-- EXERCISE MATERIALS start --

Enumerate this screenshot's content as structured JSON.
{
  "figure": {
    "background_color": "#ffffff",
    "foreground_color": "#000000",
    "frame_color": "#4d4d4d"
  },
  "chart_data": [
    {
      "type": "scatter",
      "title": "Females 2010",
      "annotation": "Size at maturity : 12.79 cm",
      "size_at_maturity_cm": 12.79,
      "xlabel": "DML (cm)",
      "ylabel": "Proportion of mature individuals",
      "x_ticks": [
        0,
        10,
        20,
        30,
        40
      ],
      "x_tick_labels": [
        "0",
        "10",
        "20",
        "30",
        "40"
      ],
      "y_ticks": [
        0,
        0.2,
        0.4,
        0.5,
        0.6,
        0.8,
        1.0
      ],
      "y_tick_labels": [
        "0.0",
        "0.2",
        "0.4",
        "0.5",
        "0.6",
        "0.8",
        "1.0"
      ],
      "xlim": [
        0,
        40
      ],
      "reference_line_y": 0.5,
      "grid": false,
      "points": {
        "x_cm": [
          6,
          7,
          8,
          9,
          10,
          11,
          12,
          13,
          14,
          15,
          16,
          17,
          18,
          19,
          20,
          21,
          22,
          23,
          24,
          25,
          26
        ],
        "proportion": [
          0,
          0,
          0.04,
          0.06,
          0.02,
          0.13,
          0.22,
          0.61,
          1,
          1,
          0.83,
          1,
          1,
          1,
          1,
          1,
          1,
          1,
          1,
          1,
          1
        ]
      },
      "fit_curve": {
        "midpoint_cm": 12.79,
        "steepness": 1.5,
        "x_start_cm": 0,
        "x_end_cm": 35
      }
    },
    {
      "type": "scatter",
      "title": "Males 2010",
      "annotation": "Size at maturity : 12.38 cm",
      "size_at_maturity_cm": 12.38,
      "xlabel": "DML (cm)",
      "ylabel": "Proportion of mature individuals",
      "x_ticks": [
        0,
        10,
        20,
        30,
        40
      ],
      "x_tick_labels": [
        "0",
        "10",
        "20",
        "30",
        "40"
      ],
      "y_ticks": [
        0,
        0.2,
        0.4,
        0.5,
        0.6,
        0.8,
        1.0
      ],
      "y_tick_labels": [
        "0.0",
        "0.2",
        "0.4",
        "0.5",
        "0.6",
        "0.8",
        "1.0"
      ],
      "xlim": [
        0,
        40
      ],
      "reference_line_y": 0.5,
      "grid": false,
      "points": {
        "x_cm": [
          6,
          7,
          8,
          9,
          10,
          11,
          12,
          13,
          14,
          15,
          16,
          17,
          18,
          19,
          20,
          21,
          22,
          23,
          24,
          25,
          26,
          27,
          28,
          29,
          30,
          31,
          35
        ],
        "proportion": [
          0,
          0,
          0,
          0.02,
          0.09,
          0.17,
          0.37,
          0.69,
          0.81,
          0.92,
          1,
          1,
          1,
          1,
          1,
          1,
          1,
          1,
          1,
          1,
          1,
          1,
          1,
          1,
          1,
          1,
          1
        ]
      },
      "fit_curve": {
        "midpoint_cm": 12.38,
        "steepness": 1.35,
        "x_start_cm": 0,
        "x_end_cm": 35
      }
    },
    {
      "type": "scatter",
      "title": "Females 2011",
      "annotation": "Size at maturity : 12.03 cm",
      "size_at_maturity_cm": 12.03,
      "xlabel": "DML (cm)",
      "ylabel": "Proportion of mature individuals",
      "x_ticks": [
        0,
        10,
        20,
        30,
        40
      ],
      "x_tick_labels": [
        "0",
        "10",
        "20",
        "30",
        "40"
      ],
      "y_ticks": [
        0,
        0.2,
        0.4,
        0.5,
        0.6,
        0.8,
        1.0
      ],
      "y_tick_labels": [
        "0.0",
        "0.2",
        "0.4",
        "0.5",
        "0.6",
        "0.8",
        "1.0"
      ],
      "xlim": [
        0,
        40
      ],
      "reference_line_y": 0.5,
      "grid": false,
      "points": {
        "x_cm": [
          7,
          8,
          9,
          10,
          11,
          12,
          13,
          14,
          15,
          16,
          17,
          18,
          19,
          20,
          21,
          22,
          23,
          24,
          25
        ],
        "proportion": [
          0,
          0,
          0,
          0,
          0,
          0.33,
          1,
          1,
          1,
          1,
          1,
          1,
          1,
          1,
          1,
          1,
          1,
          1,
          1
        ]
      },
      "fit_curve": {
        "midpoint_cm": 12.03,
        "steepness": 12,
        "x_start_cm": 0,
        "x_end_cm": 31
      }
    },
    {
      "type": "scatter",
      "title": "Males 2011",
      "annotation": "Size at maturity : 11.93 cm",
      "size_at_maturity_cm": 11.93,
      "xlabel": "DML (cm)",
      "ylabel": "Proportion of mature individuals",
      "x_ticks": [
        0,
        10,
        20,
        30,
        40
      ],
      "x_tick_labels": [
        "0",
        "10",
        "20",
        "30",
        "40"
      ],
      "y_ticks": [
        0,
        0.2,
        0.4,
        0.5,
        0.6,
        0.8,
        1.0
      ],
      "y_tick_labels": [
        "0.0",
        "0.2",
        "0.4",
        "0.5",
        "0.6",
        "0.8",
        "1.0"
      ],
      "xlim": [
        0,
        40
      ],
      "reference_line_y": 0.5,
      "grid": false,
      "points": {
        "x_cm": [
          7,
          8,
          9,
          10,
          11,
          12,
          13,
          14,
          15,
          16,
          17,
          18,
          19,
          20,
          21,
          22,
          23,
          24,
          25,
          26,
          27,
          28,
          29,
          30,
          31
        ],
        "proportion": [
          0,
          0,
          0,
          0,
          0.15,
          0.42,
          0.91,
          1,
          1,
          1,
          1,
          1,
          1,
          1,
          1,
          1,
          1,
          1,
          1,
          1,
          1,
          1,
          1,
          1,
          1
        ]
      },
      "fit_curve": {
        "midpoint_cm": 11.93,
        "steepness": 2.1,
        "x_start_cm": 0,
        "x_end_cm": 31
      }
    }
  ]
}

-- EXERCISE MATERIALS end --
-- EXERCISE MATERIALS start --

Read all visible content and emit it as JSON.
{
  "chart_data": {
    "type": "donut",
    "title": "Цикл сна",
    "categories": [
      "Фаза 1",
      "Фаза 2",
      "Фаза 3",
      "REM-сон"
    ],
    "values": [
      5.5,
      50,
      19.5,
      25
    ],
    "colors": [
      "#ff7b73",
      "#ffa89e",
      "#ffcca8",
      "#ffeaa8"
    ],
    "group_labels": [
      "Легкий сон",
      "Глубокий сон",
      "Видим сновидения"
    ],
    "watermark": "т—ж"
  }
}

-- EXERCISE MATERIALS end --

Look for "Females" and pull out every line that has it.

      "title": "Females 2010",
      "title": "Females 2011",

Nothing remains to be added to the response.